Each entry below should be returned exactly as is, with the pictures removed.

[Data excerpts]
····················
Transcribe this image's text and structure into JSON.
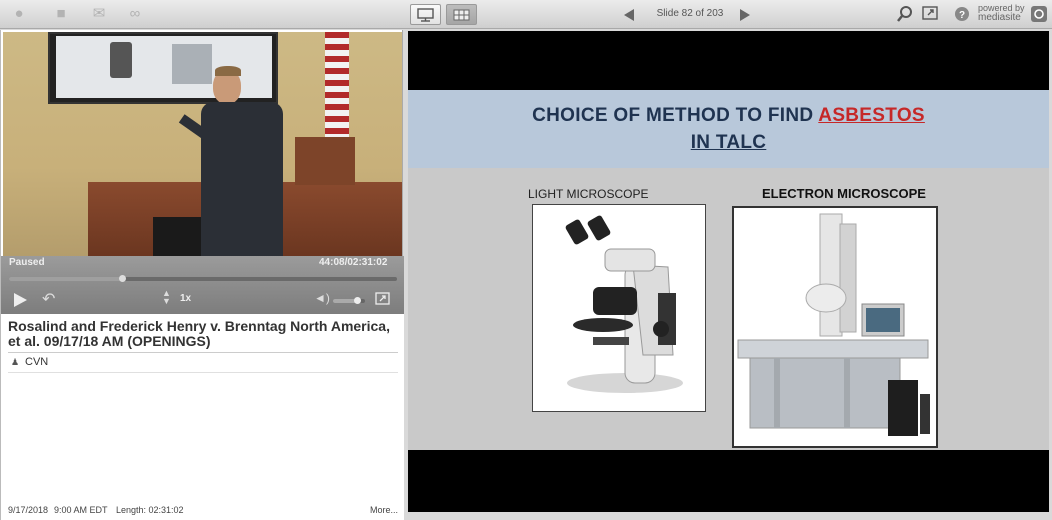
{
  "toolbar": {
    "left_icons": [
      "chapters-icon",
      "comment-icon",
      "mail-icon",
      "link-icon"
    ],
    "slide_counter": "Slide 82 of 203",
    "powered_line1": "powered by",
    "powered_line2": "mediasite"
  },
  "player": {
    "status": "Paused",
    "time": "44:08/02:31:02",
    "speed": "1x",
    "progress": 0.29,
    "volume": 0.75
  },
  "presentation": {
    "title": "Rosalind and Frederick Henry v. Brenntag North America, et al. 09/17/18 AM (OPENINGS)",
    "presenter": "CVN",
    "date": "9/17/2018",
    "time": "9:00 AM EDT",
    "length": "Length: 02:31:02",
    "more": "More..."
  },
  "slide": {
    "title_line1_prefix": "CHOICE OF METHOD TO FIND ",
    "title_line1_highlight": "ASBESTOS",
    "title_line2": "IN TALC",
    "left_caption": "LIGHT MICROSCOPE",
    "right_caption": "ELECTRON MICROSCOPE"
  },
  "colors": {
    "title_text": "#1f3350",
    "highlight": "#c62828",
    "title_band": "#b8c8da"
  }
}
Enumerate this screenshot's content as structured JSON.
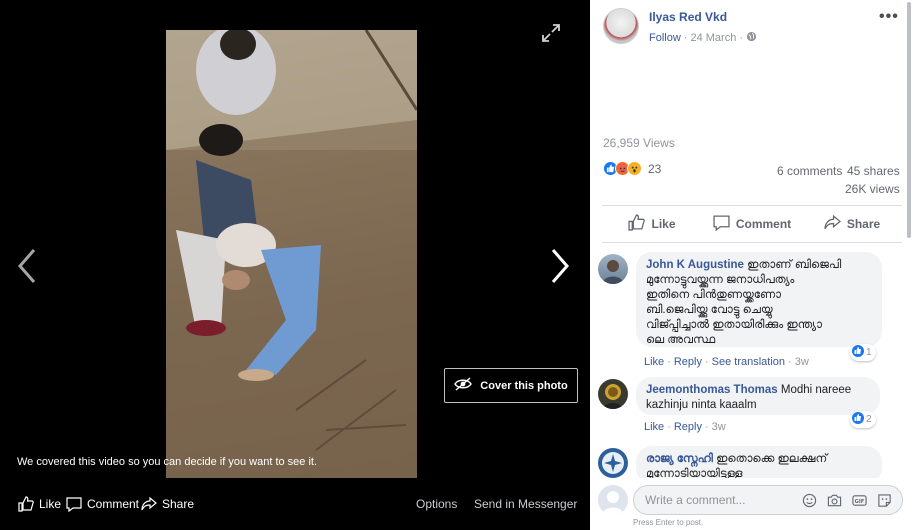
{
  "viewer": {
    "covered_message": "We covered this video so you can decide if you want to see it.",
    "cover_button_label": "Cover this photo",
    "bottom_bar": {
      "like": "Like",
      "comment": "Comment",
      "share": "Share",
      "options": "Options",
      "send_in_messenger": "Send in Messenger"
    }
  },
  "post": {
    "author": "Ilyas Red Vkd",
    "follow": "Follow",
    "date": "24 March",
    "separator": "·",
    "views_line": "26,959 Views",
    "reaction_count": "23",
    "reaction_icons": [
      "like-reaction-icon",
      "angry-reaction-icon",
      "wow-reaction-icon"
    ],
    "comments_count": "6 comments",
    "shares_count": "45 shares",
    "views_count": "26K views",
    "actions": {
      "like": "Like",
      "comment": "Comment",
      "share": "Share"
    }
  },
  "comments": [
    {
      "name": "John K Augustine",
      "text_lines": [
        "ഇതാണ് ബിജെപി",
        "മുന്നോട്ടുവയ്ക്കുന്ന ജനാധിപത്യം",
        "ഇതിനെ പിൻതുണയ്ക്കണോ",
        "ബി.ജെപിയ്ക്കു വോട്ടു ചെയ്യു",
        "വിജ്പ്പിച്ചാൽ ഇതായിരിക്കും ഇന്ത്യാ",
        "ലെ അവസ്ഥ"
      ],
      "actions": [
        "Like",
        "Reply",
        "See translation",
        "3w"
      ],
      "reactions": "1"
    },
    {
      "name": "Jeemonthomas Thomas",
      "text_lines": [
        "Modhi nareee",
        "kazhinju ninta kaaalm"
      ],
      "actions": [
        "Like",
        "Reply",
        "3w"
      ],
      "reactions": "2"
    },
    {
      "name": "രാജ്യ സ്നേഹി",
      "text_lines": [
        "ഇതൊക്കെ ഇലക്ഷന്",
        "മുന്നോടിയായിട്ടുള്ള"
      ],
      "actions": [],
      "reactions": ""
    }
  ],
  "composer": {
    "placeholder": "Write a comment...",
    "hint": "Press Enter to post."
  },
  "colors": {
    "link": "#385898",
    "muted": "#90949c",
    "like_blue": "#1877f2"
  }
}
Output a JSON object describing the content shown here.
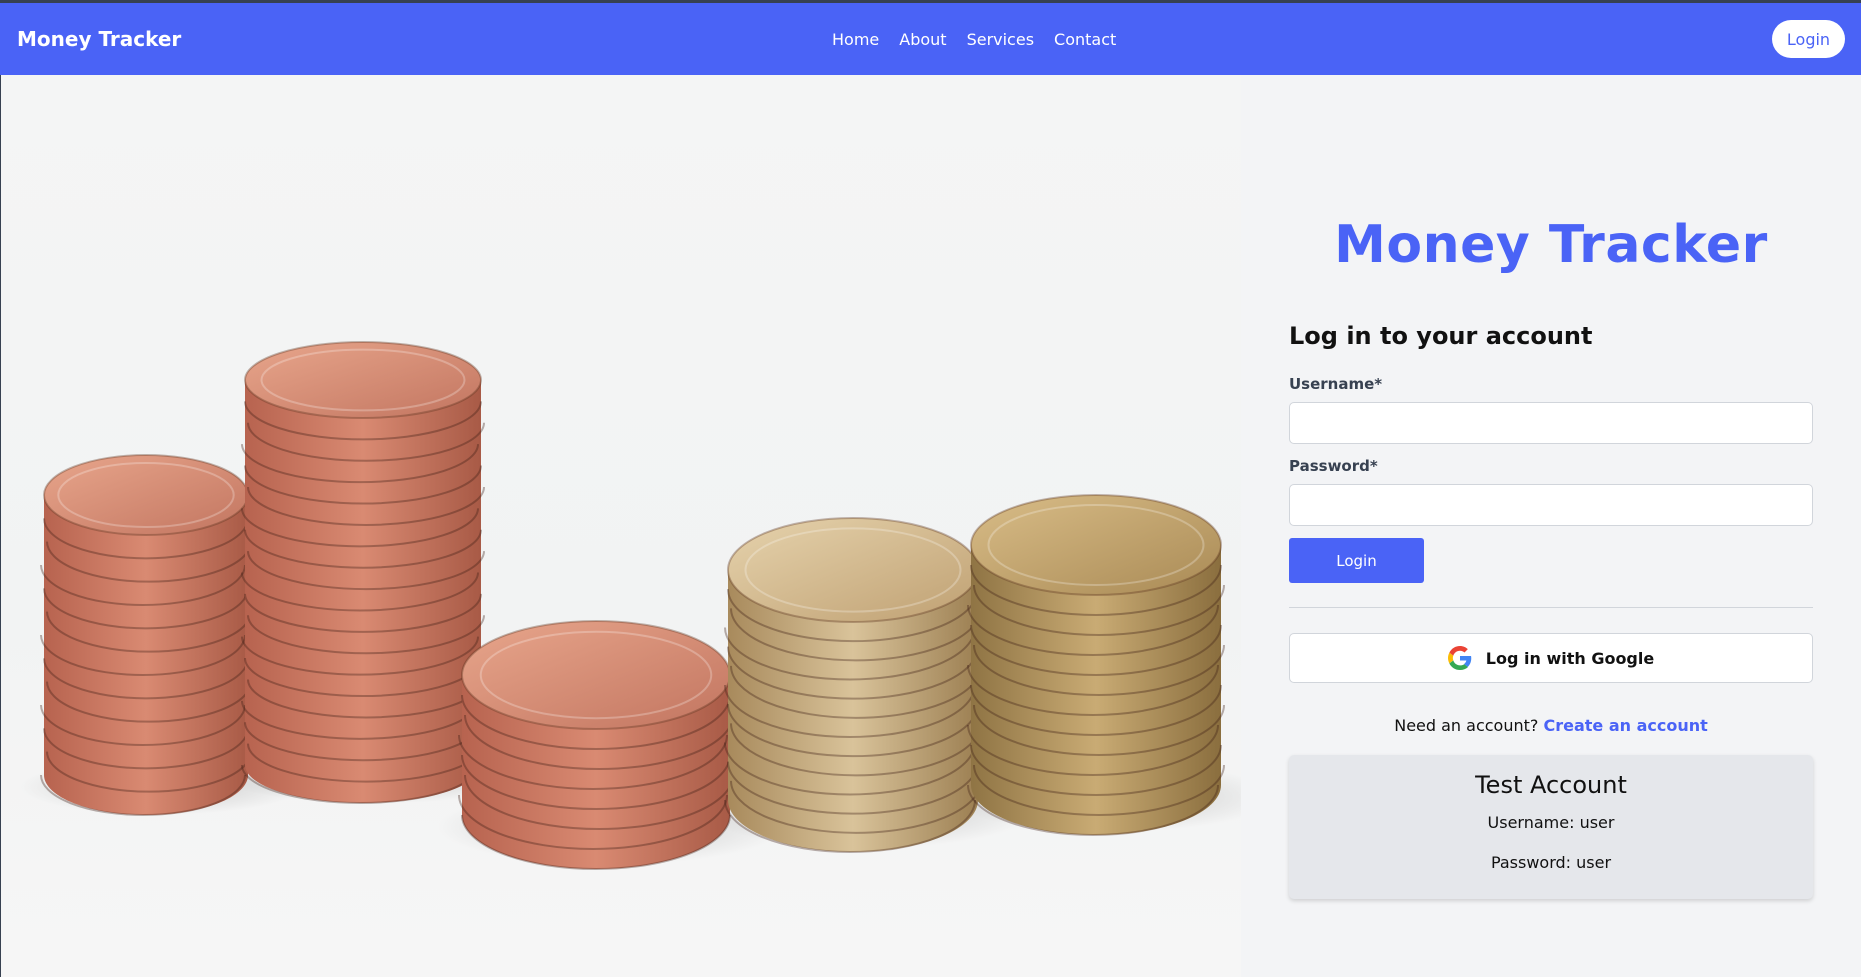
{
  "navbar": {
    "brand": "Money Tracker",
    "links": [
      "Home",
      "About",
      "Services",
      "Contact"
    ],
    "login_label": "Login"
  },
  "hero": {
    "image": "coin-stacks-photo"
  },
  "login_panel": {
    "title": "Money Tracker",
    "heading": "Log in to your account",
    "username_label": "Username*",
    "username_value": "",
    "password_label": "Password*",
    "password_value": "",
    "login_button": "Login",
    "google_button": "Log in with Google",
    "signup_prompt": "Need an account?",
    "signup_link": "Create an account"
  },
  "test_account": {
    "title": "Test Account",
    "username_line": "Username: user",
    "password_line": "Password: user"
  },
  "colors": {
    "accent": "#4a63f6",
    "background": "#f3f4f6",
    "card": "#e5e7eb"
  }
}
····················
Reply to the task:
Transcribe this image's text and structure into JSON.
{
  "toolbar": {
    "left_icons": [
      "chapters-icon",
      "comment-icon",
      "mail-icon",
      "link-icon"
    ],
    "slide_counter": "Slide 82 of 203",
    "powered_line1": "powered by",
    "powered_line2": "mediasite"
  },
  "player": {
    "status": "Paused",
    "time": "44:08/02:31:02",
    "speed": "1x",
    "progress": 0.29,
    "volume": 0.75
  },
  "presentation": {
    "title": "Rosalind and Frederick Henry v. Brenntag North America, et al. 09/17/18 AM (OPENINGS)",
    "presenter": "CVN",
    "date": "9/17/2018",
    "time": "9:00 AM EDT",
    "length": "Length: 02:31:02",
    "more": "More..."
  },
  "slide": {
    "title_line1_prefix": "CHOICE OF METHOD TO FIND ",
    "title_line1_highlight": "ASBESTOS",
    "title_line2": "IN TALC",
    "left_caption": "LIGHT MICROSCOPE",
    "right_caption": "ELECTRON MICROSCOPE"
  },
  "colors": {
    "title_text": "#1f3350",
    "highlight": "#c62828",
    "title_band": "#b8c8da"
  }
}
Enumerate this screenshot's content as structured JSON.
{
  "viewer": {
    "covered_message": "We covered this video so you can decide if you want to see it.",
    "cover_button_label": "Cover this photo",
    "bottom_bar": {
      "like": "Like",
      "comment": "Comment",
      "share": "Share",
      "options": "Options",
      "send_in_messenger": "Send in Messenger"
    }
  },
  "post": {
    "author": "Ilyas Red Vkd",
    "follow": "Follow",
    "date": "24 March",
    "separator": "·",
    "views_line": "26,959 Views",
    "reaction_count": "23",
    "reaction_icons": [
      "like-reaction-icon",
      "angry-reaction-icon",
      "wow-reaction-icon"
    ],
    "comments_count": "6 comments",
    "shares_count": "45 shares",
    "views_count": "26K views",
    "actions": {
      "like": "Like",
      "comment": "Comment",
      "share": "Share"
    }
  },
  "comments": [
    {
      "name": "John K Augustine",
      "text_lines": [
        "ഇതാണ് ബിജെപി",
        "മുന്നോട്ടുവയ്ക്കുന്ന ജനാധിപത്യം",
        "ഇതിനെ പിൻതുണയ്ക്കണോ",
        "ബി.ജെപിയ്ക്കു വോട്ടു ചെയ്യു",
        "വിജ്പ്പിച്ചാൽ ഇതായിരിക്കും ഇന്ത്യാ",
        "ലെ അവസ്ഥ"
      ],
      "actions": [
        "Like",
        "Reply",
        "See translation",
        "3w"
      ],
      "reactions": "1"
    },
    {
      "name": "Jeemonthomas Thomas",
      "text_lines": [
        "Modhi nareee",
        "kazhinju ninta kaaalm"
      ],
      "actions": [
        "Like",
        "Reply",
        "3w"
      ],
      "reactions": "2"
    },
    {
      "name": "രാജ്യ സ്നേഹി",
      "text_lines": [
        "ഇതൊക്കെ ഇലക്ഷന്",
        "മുന്നോടിയായിട്ടുള്ള"
      ],
      "actions": [],
      "reactions": ""
    }
  ],
  "composer": {
    "placeholder": "Write a comment...",
    "hint": "Press Enter to post."
  },
  "colors": {
    "link": "#385898",
    "muted": "#90949c",
    "like_blue": "#1877f2"
  }
}
Output a JSON object describing the content shown here.
{
  "navbar": {
    "brand": "Money Tracker",
    "links": [
      "Home",
      "About",
      "Services",
      "Contact"
    ],
    "login_label": "Login"
  },
  "hero": {
    "image": "coin-stacks-photo"
  },
  "login_panel": {
    "title": "Money Tracker",
    "heading": "Log in to your account",
    "username_label": "Username*",
    "username_value": "",
    "password_label": "Password*",
    "password_value": "",
    "login_button": "Login",
    "google_button": "Log in with Google",
    "signup_prompt": "Need an account?",
    "signup_link": "Create an account"
  },
  "test_account": {
    "title": "Test Account",
    "username_line": "Username: user",
    "password_line": "Password: user"
  },
  "colors": {
    "accent": "#4a63f6",
    "background": "#f3f4f6",
    "card": "#e5e7eb"
  }
}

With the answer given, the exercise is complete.